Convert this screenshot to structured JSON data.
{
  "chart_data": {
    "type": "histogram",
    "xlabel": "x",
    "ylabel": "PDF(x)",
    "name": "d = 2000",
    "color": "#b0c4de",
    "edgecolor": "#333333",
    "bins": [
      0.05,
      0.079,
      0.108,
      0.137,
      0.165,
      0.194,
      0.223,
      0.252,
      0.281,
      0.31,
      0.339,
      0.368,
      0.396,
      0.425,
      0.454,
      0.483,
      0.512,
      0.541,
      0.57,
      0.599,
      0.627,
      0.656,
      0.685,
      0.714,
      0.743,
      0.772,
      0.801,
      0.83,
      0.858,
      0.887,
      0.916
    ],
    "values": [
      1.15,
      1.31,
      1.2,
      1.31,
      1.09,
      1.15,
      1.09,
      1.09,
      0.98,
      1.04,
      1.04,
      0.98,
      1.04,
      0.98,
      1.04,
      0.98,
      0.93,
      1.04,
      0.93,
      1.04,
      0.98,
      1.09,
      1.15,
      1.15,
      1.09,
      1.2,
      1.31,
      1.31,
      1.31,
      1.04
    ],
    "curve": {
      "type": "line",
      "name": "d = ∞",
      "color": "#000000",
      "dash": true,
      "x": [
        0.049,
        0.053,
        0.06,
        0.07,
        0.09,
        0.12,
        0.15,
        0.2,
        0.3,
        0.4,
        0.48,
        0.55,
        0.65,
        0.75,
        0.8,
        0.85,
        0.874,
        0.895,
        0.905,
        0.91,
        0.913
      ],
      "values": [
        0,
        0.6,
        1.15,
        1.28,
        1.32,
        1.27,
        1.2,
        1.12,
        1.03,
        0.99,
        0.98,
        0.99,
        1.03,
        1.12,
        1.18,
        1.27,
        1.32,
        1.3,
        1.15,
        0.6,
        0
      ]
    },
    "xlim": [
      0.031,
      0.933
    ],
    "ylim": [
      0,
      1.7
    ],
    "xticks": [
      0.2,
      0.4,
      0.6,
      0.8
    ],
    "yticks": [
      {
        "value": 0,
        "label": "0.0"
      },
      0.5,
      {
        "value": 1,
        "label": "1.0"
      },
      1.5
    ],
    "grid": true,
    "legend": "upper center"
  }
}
★ ★ ★ ★ ★ ★ ★
▶ **Exercise directions**:
Working from the material above, retype it in its entirety without change.

▶ **Full response**:
Convert this screenshot to structured JSON data.
{
  "chart_data": {
    "type": "histogram",
    "xlabel": "x",
    "ylabel": "PDF(x)",
    "name": "d = 2000",
    "color": "#b0c4de",
    "edgecolor": "#333333",
    "bins": [
      0.05,
      0.079,
      0.108,
      0.137,
      0.165,
      0.194,
      0.223,
      0.252,
      0.281,
      0.31,
      0.339,
      0.368,
      0.396,
      0.425,
      0.454,
      0.483,
      0.512,
      0.541,
      0.57,
      0.599,
      0.627,
      0.656,
      0.685,
      0.714,
      0.743,
      0.772,
      0.801,
      0.83,
      0.858,
      0.887,
      0.916
    ],
    "values": [
      1.15,
      1.31,
      1.2,
      1.31,
      1.09,
      1.15,
      1.09,
      1.09,
      0.98,
      1.04,
      1.04,
      0.98,
      1.04,
      0.98,
      1.04,
      0.98,
      0.93,
      1.04,
      0.93,
      1.04,
      0.98,
      1.09,
      1.15,
      1.15,
      1.09,
      1.2,
      1.31,
      1.31,
      1.31,
      1.04
    ],
    "curve": {
      "type": "line",
      "name": "d = ∞",
      "color": "#000000",
      "dash": true,
      "x": [
        0.049,
        0.053,
        0.06,
        0.07,
        0.09,
        0.12,
        0.15,
        0.2,
        0.3,
        0.4,
        0.48,
        0.55,
        0.65,
        0.75,
        0.8,
        0.85,
        0.874,
        0.895,
        0.905,
        0.91,
        0.913
      ],
      "values": [
        0,
        0.6,
        1.15,
        1.28,
        1.32,
        1.27,
        1.2,
        1.12,
        1.03,
        0.99,
        0.98,
        0.99,
        1.03,
        1.12,
        1.18,
        1.27,
        1.32,
        1.3,
        1.15,
        0.6,
        0
      ]
    },
    "xlim": [
      0.031,
      0.933
    ],
    "ylim": [
      0,
      1.7
    ],
    "xticks": [
      0.2,
      0.4,
      0.6,
      0.8
    ],
    "yticks": [
      {
        "value": 0,
        "label": "0.0"
      },
      0.5,
      {
        "value": 1,
        "label": "1.0"
      },
      1.5
    ],
    "grid": true,
    "legend": "upper center"
  }
}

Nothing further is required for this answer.